### ITEMS
+++++
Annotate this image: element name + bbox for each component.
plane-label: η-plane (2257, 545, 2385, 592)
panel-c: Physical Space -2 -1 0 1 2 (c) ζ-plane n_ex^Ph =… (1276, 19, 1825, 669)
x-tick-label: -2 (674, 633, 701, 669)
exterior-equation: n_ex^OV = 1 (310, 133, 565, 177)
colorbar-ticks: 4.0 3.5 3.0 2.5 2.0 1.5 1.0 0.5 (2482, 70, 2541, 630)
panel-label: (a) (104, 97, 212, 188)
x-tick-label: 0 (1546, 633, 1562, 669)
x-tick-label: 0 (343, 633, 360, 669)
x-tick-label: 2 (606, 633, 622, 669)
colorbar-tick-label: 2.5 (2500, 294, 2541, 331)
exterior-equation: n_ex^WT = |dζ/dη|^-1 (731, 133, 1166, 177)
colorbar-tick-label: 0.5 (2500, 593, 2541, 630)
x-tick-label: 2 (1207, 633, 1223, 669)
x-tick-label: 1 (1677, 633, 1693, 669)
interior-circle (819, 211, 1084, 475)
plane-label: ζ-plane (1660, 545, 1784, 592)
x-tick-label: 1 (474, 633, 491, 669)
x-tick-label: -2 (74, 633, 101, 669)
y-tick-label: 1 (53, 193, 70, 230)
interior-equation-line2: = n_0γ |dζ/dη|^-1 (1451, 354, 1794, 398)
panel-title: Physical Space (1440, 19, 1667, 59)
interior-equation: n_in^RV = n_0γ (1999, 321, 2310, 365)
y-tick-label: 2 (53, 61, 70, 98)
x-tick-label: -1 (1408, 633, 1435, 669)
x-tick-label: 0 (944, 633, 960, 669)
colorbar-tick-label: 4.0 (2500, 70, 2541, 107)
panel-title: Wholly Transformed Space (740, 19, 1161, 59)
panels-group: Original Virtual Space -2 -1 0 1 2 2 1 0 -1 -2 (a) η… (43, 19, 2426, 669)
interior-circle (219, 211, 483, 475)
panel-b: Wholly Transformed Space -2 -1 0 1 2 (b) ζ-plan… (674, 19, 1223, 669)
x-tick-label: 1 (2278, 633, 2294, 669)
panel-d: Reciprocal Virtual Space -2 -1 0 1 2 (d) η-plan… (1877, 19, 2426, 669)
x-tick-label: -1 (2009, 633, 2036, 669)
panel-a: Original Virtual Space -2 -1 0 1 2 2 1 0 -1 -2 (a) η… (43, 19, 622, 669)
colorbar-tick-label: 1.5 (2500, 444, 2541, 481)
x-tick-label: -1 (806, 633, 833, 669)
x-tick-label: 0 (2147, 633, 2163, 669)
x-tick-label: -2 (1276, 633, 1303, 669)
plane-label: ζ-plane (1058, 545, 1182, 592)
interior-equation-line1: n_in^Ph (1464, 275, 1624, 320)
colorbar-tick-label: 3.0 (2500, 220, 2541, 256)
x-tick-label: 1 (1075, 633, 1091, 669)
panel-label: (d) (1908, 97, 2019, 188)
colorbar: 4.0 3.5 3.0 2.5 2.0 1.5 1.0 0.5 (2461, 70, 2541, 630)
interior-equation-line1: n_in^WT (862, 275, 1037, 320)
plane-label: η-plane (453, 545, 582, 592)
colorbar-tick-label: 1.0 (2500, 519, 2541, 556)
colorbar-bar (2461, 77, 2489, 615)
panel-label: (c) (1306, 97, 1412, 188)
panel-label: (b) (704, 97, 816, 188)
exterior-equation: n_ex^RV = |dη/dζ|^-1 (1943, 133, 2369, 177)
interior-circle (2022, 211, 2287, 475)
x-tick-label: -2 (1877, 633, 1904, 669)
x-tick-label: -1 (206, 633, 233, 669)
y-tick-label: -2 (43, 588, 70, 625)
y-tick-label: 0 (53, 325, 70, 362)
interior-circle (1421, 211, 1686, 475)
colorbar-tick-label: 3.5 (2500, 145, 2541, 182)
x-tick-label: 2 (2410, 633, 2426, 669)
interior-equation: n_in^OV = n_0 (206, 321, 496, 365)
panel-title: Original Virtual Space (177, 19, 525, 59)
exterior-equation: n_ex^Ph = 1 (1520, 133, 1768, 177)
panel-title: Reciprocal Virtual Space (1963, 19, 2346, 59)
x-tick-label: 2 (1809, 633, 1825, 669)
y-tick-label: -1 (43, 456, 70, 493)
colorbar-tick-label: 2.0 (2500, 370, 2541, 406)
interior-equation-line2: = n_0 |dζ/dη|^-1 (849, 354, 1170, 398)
+++++
### STATED TASK
Copy out in full each line above that contains the string "Reciprocal".

### ANSWER
panel-d: Reciprocal Virtual Space -2 -1 0 1 2 (d) η-plan… (1877, 19, 2426, 669)
panel-title: Reciprocal Virtual Space (1963, 19, 2346, 59)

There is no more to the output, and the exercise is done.